Start of Data section

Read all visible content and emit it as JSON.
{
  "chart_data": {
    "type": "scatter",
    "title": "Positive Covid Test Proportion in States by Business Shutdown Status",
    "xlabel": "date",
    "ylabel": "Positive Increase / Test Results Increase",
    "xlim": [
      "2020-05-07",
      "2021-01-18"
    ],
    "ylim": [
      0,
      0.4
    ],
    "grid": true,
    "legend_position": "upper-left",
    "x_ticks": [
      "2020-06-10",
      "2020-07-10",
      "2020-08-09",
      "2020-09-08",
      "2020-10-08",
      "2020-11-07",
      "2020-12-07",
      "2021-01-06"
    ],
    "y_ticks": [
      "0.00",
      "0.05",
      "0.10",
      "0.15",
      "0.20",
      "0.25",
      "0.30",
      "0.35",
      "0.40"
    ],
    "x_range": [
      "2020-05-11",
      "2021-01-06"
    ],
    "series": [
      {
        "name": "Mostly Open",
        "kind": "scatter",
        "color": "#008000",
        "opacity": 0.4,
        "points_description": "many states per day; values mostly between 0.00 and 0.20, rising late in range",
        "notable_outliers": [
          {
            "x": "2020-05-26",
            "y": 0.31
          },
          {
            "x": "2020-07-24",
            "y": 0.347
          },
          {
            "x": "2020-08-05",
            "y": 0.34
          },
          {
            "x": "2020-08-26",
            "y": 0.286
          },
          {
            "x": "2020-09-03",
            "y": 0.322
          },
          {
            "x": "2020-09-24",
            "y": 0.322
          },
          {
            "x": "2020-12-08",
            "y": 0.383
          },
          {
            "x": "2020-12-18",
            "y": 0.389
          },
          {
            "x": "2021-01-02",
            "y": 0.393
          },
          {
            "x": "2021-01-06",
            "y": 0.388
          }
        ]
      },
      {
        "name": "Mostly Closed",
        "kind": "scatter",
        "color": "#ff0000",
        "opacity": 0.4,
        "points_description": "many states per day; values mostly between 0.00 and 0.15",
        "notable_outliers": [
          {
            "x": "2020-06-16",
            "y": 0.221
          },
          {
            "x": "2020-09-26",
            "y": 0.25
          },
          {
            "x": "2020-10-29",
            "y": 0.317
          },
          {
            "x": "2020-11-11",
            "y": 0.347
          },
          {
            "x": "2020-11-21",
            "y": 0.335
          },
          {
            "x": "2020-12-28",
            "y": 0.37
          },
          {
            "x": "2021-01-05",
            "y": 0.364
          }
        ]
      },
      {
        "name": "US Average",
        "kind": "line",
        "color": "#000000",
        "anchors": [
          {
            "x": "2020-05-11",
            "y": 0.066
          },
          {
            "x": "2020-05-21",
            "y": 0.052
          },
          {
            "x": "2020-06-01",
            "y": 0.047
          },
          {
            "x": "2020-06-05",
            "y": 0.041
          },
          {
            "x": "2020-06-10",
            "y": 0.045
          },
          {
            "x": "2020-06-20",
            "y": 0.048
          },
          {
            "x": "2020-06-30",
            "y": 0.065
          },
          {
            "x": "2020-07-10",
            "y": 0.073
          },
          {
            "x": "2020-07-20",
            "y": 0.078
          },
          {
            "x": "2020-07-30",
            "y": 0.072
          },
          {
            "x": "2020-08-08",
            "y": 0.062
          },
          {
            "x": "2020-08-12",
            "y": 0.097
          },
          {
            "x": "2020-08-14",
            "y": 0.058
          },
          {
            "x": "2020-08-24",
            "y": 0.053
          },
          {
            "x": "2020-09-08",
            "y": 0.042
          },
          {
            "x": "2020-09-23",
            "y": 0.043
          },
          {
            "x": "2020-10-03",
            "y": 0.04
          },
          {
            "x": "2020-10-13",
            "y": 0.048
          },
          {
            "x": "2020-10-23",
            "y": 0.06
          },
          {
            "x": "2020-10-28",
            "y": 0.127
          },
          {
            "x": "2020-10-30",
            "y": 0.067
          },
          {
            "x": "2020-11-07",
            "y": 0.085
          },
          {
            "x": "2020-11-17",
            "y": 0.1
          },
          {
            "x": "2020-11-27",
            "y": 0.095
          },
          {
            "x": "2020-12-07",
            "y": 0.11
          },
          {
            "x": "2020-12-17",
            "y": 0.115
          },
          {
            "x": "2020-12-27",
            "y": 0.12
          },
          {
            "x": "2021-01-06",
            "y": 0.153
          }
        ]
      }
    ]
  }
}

End of Data section

Every record shown above should be written out again exactly.

Read all visible content and emit it as JSON.
{
  "chart_data": {
    "type": "scatter",
    "title": "Positive Covid Test Proportion in States by Business Shutdown Status",
    "xlabel": "date",
    "ylabel": "Positive Increase / Test Results Increase",
    "xlim": [
      "2020-05-07",
      "2021-01-18"
    ],
    "ylim": [
      0,
      0.4
    ],
    "grid": true,
    "legend_position": "upper-left",
    "x_ticks": [
      "2020-06-10",
      "2020-07-10",
      "2020-08-09",
      "2020-09-08",
      "2020-10-08",
      "2020-11-07",
      "2020-12-07",
      "2021-01-06"
    ],
    "y_ticks": [
      "0.00",
      "0.05",
      "0.10",
      "0.15",
      "0.20",
      "0.25",
      "0.30",
      "0.35",
      "0.40"
    ],
    "x_range": [
      "2020-05-11",
      "2021-01-06"
    ],
    "series": [
      {
        "name": "Mostly Open",
        "kind": "scatter",
        "color": "#008000",
        "opacity": 0.4,
        "points_description": "many states per day; values mostly between 0.00 and 0.20, rising late in range",
        "notable_outliers": [
          {
            "x": "2020-05-26",
            "y": 0.31
          },
          {
            "x": "2020-07-24",
            "y": 0.347
          },
          {
            "x": "2020-08-05",
            "y": 0.34
          },
          {
            "x": "2020-08-26",
            "y": 0.286
          },
          {
            "x": "2020-09-03",
            "y": 0.322
          },
          {
            "x": "2020-09-24",
            "y": 0.322
          },
          {
            "x": "2020-12-08",
            "y": 0.383
          },
          {
            "x": "2020-12-18",
            "y": 0.389
          },
          {
            "x": "2021-01-02",
            "y": 0.393
          },
          {
            "x": "2021-01-06",
            "y": 0.388
          }
        ]
      },
      {
        "name": "Mostly Closed",
        "kind": "scatter",
        "color": "#ff0000",
        "opacity": 0.4,
        "points_description": "many states per day; values mostly between 0.00 and 0.15",
        "notable_outliers": [
          {
            "x": "2020-06-16",
            "y": 0.221
          },
          {
            "x": "2020-09-26",
            "y": 0.25
          },
          {
            "x": "2020-10-29",
            "y": 0.317
          },
          {
            "x": "2020-11-11",
            "y": 0.347
          },
          {
            "x": "2020-11-21",
            "y": 0.335
          },
          {
            "x": "2020-12-28",
            "y": 0.37
          },
          {
            "x": "2021-01-05",
            "y": 0.364
          }
        ]
      },
      {
        "name": "US Average",
        "kind": "line",
        "color": "#000000",
        "anchors": [
          {
            "x": "2020-05-11",
            "y": 0.066
          },
          {
            "x": "2020-05-21",
            "y": 0.052
          },
          {
            "x": "2020-06-01",
            "y": 0.047
          },
          {
            "x": "2020-06-05",
            "y": 0.041
          },
          {
            "x": "2020-06-10",
            "y": 0.045
          },
          {
            "x": "2020-06-20",
            "y": 0.048
          },
          {
            "x": "2020-06-30",
            "y": 0.065
          },
          {
            "x": "2020-07-10",
            "y": 0.073
          },
          {
            "x": "2020-07-20",
            "y": 0.078
          },
          {
            "x": "2020-07-30",
            "y": 0.072
          },
          {
            "x": "2020-08-08",
            "y": 0.062
          },
          {
            "x": "2020-08-12",
            "y": 0.097
          },
          {
            "x": "2020-08-14",
            "y": 0.058
          },
          {
            "x": "2020-08-24",
            "y": 0.053
          },
          {
            "x": "2020-09-08",
            "y": 0.042
          },
          {
            "x": "2020-09-23",
            "y": 0.043
          },
          {
            "x": "2020-10-03",
            "y": 0.04
          },
          {
            "x": "2020-10-13",
            "y": 0.048
          },
          {
            "x": "2020-10-23",
            "y": 0.06
          },
          {
            "x": "2020-10-28",
            "y": 0.127
          },
          {
            "x": "2020-10-30",
            "y": 0.067
          },
          {
            "x": "2020-11-07",
            "y": 0.085
          },
          {
            "x": "2020-11-17",
            "y": 0.1
          },
          {
            "x": "2020-11-27",
            "y": 0.095
          },
          {
            "x": "2020-12-07",
            "y": 0.11
          },
          {
            "x": "2020-12-17",
            "y": 0.115
          },
          {
            "x": "2020-12-27",
            "y": 0.12
          },
          {
            "x": "2021-01-06",
            "y": 0.153
          }
        ]
      }
    ]
  }
}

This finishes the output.